** start of Provided data **

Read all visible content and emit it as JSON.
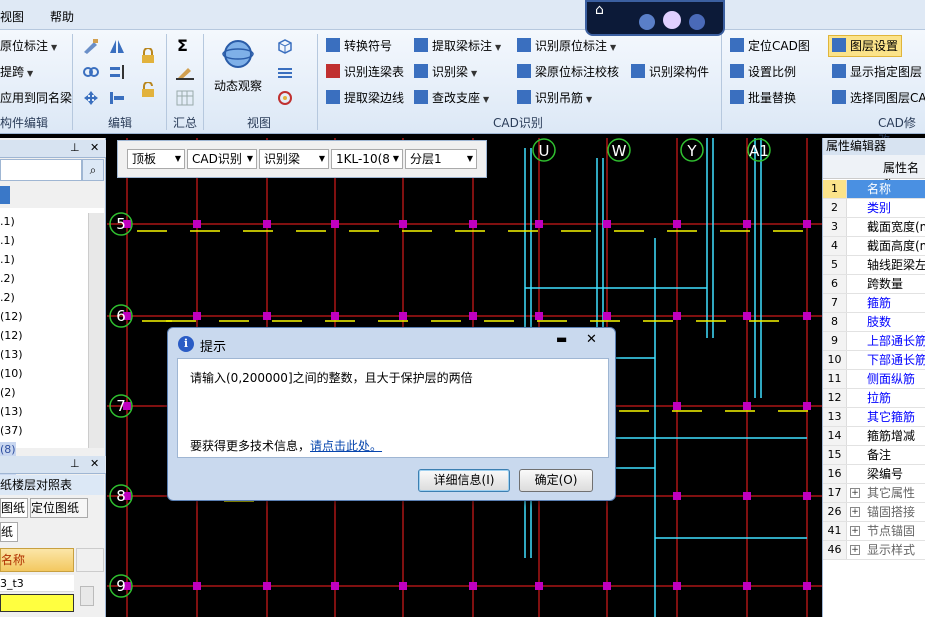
{
  "menubar": {
    "items": [
      "视图",
      "帮助"
    ]
  },
  "ribbon": {
    "group_edit_objects": {
      "items": [
        "原位标注",
        "提跨",
        "应用到同名梁",
        "构件编辑"
      ],
      "label": "构件编辑"
    },
    "group_edit_label": "编辑",
    "group_sum_label": "汇总",
    "group_view": {
      "label": "视图",
      "orbit": "动态观察"
    },
    "group_cad": {
      "label": "CAD识别",
      "items": [
        "转换符号",
        "识别连梁表",
        "提取梁边线",
        "提取梁标注",
        "识别梁",
        "查改支座",
        "识别原位标注",
        "梁原位标注校核",
        "识别吊筋",
        "识别梁构件"
      ]
    },
    "group_cad_edit": {
      "label": "CAD修改",
      "items": [
        "定位CAD图",
        "设置比例",
        "批量替换",
        "图层设置",
        "显示指定图层",
        "选择同图层CA"
      ]
    }
  },
  "leftpanel": {
    "list_rows": [
      ".1)",
      ".1)",
      ".1)",
      ".2)",
      ".2)",
      "(12)",
      "(12)",
      "(13)",
      "(10)",
      "(2)",
      "(13)",
      "(37)",
      "(8)",
      "(8)"
    ],
    "bottom_title": "纸楼层对照表",
    "tabs": [
      "图纸",
      "定位图纸"
    ],
    "subtab": "纸",
    "col_header": "名称",
    "rows": [
      "3_t3",
      ""
    ]
  },
  "filterbar": {
    "combos": [
      "顶板",
      "CAD识别",
      "识别梁",
      "1KL-10(8",
      "分层1"
    ]
  },
  "canvas": {
    "axes_x": [
      "U",
      "W",
      "Y",
      "A1"
    ],
    "axes_y": [
      "5",
      "6",
      "7",
      "8",
      "9"
    ]
  },
  "rightpanel": {
    "title": "属性编辑器",
    "header": "属性名称",
    "rows": [
      {
        "num": "1",
        "name": "名称",
        "color": "#0000ff",
        "plus": false
      },
      {
        "num": "2",
        "name": "类别",
        "color": "#0000ff",
        "plus": false
      },
      {
        "num": "3",
        "name": "截面宽度(m",
        "color": "#000000",
        "plus": false
      },
      {
        "num": "4",
        "name": "截面高度(m",
        "color": "#000000",
        "plus": false
      },
      {
        "num": "5",
        "name": "轴线距梁左",
        "color": "#000000",
        "plus": false
      },
      {
        "num": "6",
        "name": "跨数量",
        "color": "#000000",
        "plus": false
      },
      {
        "num": "7",
        "name": "箍筋",
        "color": "#0000ff",
        "plus": false
      },
      {
        "num": "8",
        "name": "肢数",
        "color": "#0000ff",
        "plus": false
      },
      {
        "num": "9",
        "name": "上部通长筋",
        "color": "#0000ff",
        "plus": false
      },
      {
        "num": "10",
        "name": "下部通长筋",
        "color": "#0000ff",
        "plus": false
      },
      {
        "num": "11",
        "name": "侧面纵筋",
        "color": "#0000ff",
        "plus": false
      },
      {
        "num": "12",
        "name": "拉筋",
        "color": "#0000ff",
        "plus": false
      },
      {
        "num": "13",
        "name": "其它箍筋",
        "color": "#0000ff",
        "plus": false
      },
      {
        "num": "14",
        "name": "箍筋增减",
        "color": "#000000",
        "plus": false
      },
      {
        "num": "15",
        "name": "备注",
        "color": "#000000",
        "plus": false
      },
      {
        "num": "16",
        "name": "梁编号",
        "color": "#000000",
        "plus": false
      },
      {
        "num": "17",
        "name": "其它属性",
        "color": "#666666",
        "plus": true
      },
      {
        "num": "26",
        "name": "锚固搭接",
        "color": "#666666",
        "plus": true
      },
      {
        "num": "41",
        "name": "节点锚固",
        "color": "#666666",
        "plus": true
      },
      {
        "num": "46",
        "name": "显示样式",
        "color": "#666666",
        "plus": true
      }
    ]
  },
  "dialog": {
    "title": "提示",
    "message": "请输入(0,200000]之间的整数，且大于保护层的两倍",
    "more_prefix": "要获得更多技术信息，",
    "more_link": "请点击此处。",
    "details_button": "详细信息(I)",
    "ok_button": "确定(O)"
  },
  "colors": {
    "canvas_bg": "#000000",
    "beam_red": "#ff2020",
    "column_magenta": "#c000c0",
    "wall_cyan": "#40e0ff",
    "text_yellow": "#e8e800",
    "axis_green": "#30c030"
  }
}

** end of Provided data **

__Problem statement__
Copy the whole of the material above exactly, but not its images.

__Solution to the exercise__
Read all visible content and emit it as JSON.
{
  "menubar": {
    "items": [
      "视图",
      "帮助"
    ]
  },
  "ribbon": {
    "group_edit_objects": {
      "items": [
        "原位标注",
        "提跨",
        "应用到同名梁",
        "构件编辑"
      ],
      "label": "构件编辑"
    },
    "group_edit_label": "编辑",
    "group_sum_label": "汇总",
    "group_view": {
      "label": "视图",
      "orbit": "动态观察"
    },
    "group_cad": {
      "label": "CAD识别",
      "items": [
        "转换符号",
        "识别连梁表",
        "提取梁边线",
        "提取梁标注",
        "识别梁",
        "查改支座",
        "识别原位标注",
        "梁原位标注校核",
        "识别吊筋",
        "识别梁构件"
      ]
    },
    "group_cad_edit": {
      "label": "CAD修改",
      "items": [
        "定位CAD图",
        "设置比例",
        "批量替换",
        "图层设置",
        "显示指定图层",
        "选择同图层CA"
      ]
    }
  },
  "leftpanel": {
    "list_rows": [
      ".1)",
      ".1)",
      ".1)",
      ".2)",
      ".2)",
      "(12)",
      "(12)",
      "(13)",
      "(10)",
      "(2)",
      "(13)",
      "(37)",
      "(8)",
      "(8)"
    ],
    "bottom_title": "纸楼层对照表",
    "tabs": [
      "图纸",
      "定位图纸"
    ],
    "subtab": "纸",
    "col_header": "名称",
    "rows": [
      "3_t3",
      ""
    ]
  },
  "filterbar": {
    "combos": [
      "顶板",
      "CAD识别",
      "识别梁",
      "1KL-10(8",
      "分层1"
    ]
  },
  "canvas": {
    "axes_x": [
      "U",
      "W",
      "Y",
      "A1"
    ],
    "axes_y": [
      "5",
      "6",
      "7",
      "8",
      "9"
    ]
  },
  "rightpanel": {
    "title": "属性编辑器",
    "header": "属性名称",
    "rows": [
      {
        "num": "1",
        "name": "名称",
        "color": "#0000ff",
        "plus": false
      },
      {
        "num": "2",
        "name": "类别",
        "color": "#0000ff",
        "plus": false
      },
      {
        "num": "3",
        "name": "截面宽度(m",
        "color": "#000000",
        "plus": false
      },
      {
        "num": "4",
        "name": "截面高度(m",
        "color": "#000000",
        "plus": false
      },
      {
        "num": "5",
        "name": "轴线距梁左",
        "color": "#000000",
        "plus": false
      },
      {
        "num": "6",
        "name": "跨数量",
        "color": "#000000",
        "plus": false
      },
      {
        "num": "7",
        "name": "箍筋",
        "color": "#0000ff",
        "plus": false
      },
      {
        "num": "8",
        "name": "肢数",
        "color": "#0000ff",
        "plus": false
      },
      {
        "num": "9",
        "name": "上部通长筋",
        "color": "#0000ff",
        "plus": false
      },
      {
        "num": "10",
        "name": "下部通长筋",
        "color": "#0000ff",
        "plus": false
      },
      {
        "num": "11",
        "name": "侧面纵筋",
        "color": "#0000ff",
        "plus": false
      },
      {
        "num": "12",
        "name": "拉筋",
        "color": "#0000ff",
        "plus": false
      },
      {
        "num": "13",
        "name": "其它箍筋",
        "color": "#0000ff",
        "plus": false
      },
      {
        "num": "14",
        "name": "箍筋增减",
        "color": "#000000",
        "plus": false
      },
      {
        "num": "15",
        "name": "备注",
        "color": "#000000",
        "plus": false
      },
      {
        "num": "16",
        "name": "梁编号",
        "color": "#000000",
        "plus": false
      },
      {
        "num": "17",
        "name": "其它属性",
        "color": "#666666",
        "plus": true
      },
      {
        "num": "26",
        "name": "锚固搭接",
        "color": "#666666",
        "plus": true
      },
      {
        "num": "41",
        "name": "节点锚固",
        "color": "#666666",
        "plus": true
      },
      {
        "num": "46",
        "name": "显示样式",
        "color": "#666666",
        "plus": true
      }
    ]
  },
  "dialog": {
    "title": "提示",
    "message": "请输入(0,200000]之间的整数，且大于保护层的两倍",
    "more_prefix": "要获得更多技术信息，",
    "more_link": "请点击此处。",
    "details_button": "详细信息(I)",
    "ok_button": "确定(O)"
  },
  "colors": {
    "canvas_bg": "#000000",
    "beam_red": "#ff2020",
    "column_magenta": "#c000c0",
    "wall_cyan": "#40e0ff",
    "text_yellow": "#e8e800",
    "axis_green": "#30c030"
  }
}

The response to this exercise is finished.